■ Entries ■
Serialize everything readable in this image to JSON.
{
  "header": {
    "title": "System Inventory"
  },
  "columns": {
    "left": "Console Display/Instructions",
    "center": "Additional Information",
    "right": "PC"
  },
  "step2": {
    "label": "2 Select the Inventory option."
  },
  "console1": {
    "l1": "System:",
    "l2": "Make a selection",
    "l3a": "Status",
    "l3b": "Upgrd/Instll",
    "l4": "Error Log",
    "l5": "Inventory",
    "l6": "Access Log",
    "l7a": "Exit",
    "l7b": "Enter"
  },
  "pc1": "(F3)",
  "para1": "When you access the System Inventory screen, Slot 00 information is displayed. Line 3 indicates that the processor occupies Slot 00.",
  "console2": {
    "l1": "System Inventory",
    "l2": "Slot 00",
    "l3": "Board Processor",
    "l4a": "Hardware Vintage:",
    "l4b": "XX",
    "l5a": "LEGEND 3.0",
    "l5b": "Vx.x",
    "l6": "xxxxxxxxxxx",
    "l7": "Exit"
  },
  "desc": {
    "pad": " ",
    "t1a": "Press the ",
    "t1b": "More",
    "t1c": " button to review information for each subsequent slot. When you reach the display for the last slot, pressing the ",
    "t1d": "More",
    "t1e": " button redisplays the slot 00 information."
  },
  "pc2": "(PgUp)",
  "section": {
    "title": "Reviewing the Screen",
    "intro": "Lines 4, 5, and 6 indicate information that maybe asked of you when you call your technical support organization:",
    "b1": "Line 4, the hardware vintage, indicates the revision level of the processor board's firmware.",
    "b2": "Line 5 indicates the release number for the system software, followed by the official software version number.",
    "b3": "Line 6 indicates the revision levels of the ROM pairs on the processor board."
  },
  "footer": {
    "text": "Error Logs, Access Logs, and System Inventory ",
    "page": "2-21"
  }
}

■ What you will do ■
Reproduce each entry word for word.

■ Answer to the task ■
Serialize everything readable in this image to JSON.
{
  "header": {
    "title": "System Inventory"
  },
  "columns": {
    "left": "Console Display/Instructions",
    "center": "Additional Information",
    "right": "PC"
  },
  "step2": {
    "label": "2 Select the Inventory option."
  },
  "console1": {
    "l1": "System:",
    "l2": "Make a selection",
    "l3a": "Status",
    "l3b": "Upgrd/Instll",
    "l4": "Error Log",
    "l5": "Inventory",
    "l6": "Access Log",
    "l7a": "Exit",
    "l7b": "Enter"
  },
  "pc1": "(F3)",
  "para1": "When you access the System Inventory screen, Slot 00 information is displayed. Line 3 indicates that the processor occupies Slot 00.",
  "console2": {
    "l1": "System Inventory",
    "l2": "Slot 00",
    "l3": "Board Processor",
    "l4a": "Hardware Vintage:",
    "l4b": "XX",
    "l5a": "LEGEND 3.0",
    "l5b": "Vx.x",
    "l6": "xxxxxxxxxxx",
    "l7": "Exit"
  },
  "desc": {
    "pad": " ",
    "t1a": "Press the ",
    "t1b": "More",
    "t1c": " button to review information for each subsequent slot. When you reach the display for the last slot, pressing the ",
    "t1d": "More",
    "t1e": " button redisplays the slot 00 information."
  },
  "pc2": "(PgUp)",
  "section": {
    "title": "Reviewing the Screen",
    "intro": "Lines 4, 5, and 6 indicate information that maybe asked of you when you call your technical support organization:",
    "b1": "Line 4, the hardware vintage, indicates the revision level of the processor board's firmware.",
    "b2": "Line 5 indicates the release number for the system software, followed by the official software version number.",
    "b3": "Line 6 indicates the revision levels of the ROM pairs on the processor board."
  },
  "footer": {
    "text": "Error Logs, Access Logs, and System Inventory ",
    "page": "2-21"
  }
}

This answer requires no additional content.